··· Passage to read ···
Cynarina lacrymalis Propagation Guide
Propagation of the solitary button or cat's-eye coral Cynarina lacrymalis: a single-polyp species that is difficult to frag and increases mainly by natural budding and broadcast spawning.
Overview
Cynarina lacrymalis (Milne Edwards & Haime, 1848) is a stony coral in the family Lobophylliidae, the type species of the genus Cynarina (Brüggemann, 1877) per the World Register of Marine Species. It is known in the aquarium trade as the button, tooth or cat's-eye coral. Unlike the meandering brain corals, it is a solitary animal: a single large polyp with inflated translucent vesicles surrounding one central mouth.
Reproductive Mode
Because Cynarina is a single-polyp coral, it does not spread by repeatedly dividing into shared-wall corallites the way a colonial brain coral does. In captivity it increases only through slow natural budding and tissue regeneration around its one skeleton, while reproduction across reef populations proceeds sexually.
Fragging / Asexual Propagation
Reef Builders groups single-polyp corals such as Scolymia, meat corals and Fungia among those that resist conventional fragging, because there is no shared wall between distinct polyps to cut along. A solitary Cynarina would have to be sectioned straight through its one polyp, an unreliable approach that risks the whole animal, so it is usually left intact to bud on its own rather than being sawn.
··· Records supplied ···
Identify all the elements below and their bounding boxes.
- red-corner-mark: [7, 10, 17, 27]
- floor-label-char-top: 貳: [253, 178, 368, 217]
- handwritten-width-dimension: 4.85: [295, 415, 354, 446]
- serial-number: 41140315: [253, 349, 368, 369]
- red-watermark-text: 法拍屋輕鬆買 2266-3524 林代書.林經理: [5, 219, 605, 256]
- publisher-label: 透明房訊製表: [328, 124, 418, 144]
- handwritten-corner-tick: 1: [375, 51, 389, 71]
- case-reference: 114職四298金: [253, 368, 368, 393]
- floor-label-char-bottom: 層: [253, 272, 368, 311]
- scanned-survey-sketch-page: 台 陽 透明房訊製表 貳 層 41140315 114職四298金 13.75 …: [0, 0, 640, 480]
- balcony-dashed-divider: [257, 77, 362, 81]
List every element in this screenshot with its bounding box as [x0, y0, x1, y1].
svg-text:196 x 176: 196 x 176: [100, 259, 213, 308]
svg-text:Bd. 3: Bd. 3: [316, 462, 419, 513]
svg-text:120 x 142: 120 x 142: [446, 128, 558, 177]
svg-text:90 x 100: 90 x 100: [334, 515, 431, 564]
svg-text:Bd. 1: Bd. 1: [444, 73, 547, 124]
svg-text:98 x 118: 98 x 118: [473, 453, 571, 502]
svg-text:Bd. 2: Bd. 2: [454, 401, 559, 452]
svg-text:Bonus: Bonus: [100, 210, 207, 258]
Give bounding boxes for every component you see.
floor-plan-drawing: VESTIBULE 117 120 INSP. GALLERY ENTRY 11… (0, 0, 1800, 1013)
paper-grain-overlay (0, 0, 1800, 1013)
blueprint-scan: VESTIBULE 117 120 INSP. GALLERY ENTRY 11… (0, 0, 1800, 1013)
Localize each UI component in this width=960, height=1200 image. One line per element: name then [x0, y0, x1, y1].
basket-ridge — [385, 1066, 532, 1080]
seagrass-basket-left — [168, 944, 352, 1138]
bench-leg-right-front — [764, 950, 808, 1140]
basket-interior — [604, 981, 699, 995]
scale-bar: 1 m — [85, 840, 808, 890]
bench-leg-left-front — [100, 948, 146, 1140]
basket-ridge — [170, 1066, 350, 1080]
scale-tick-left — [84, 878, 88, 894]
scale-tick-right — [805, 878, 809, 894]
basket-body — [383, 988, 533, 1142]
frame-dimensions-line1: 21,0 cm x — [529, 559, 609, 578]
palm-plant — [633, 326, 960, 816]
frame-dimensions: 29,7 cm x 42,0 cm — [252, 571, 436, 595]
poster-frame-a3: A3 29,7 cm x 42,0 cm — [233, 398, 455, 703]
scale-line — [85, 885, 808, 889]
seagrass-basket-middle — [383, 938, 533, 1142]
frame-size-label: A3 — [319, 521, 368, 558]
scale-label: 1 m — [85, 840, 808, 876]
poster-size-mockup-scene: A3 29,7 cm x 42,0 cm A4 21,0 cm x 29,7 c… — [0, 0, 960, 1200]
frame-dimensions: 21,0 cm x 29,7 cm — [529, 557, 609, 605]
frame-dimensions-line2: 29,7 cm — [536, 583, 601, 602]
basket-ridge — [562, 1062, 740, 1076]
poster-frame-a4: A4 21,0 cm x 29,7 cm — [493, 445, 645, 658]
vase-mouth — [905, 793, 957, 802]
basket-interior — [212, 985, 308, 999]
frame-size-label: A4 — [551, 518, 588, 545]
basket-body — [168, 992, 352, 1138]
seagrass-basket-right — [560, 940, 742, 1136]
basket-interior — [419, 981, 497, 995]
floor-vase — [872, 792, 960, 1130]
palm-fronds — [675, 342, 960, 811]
···
## Directions:
1 > For the Cynarina propagation guide, decide whether each statement below agrees with it. Answer yes or no for each and quote the deciding words. (a) Cynarina lacrymalis belongs to the family Lobophylliidae. (b) In captivity, Cynarina spreads by dividing into shared-wall corallites. (c) A solitary Cynarina is usually sawn into sections.
2 > Extend the Cynarina propagation guide, picking up after its final sentence.

## Results for the exercise:
1 >
(a) Yes: "a stony coral in the family Lobophylliidae"
(b) No: "it does not spread by repeatedly dividing into shared-wall corallites the way a colonial brain coral does"
(c) No: "it is usually left intact to bud on its own rather than being sawn"

2 >
Conditions for Propagation
If tissue is ever divided, recovery depends on calm, stable conditions. Reef Builders recommends gently basting mucus from the coral and keeping flow gentle while tissue knits over the skeleton; the translucent vesicles are thin-walled and tear easily under strong current. Clean, steady water gives the polyp the best chance to re-skin exposed bare skeleton.
Sexual Reproduction
As with other Lobophylliidae, Cynarina reproduces sexually by releasing gametes into the water, where fertilisation produces planula larvae that disperse, settle on hard substrate and develop into new solitary polyps. This broadcast route, not fragmentation, is the natural mechanism that generates new individuals on the reef.
Common Challenges
The large translucent vesicles inflate dramatically and are very delicate; in a single-polyp coral any tear threatens the entire specimen. The animal can swell and deflate quickly, so handling must be careful, and exposed skeleton or receding tissue can progress fast in poor water. Protect the soft tissue from sharp rock and excess flow and minimise handling.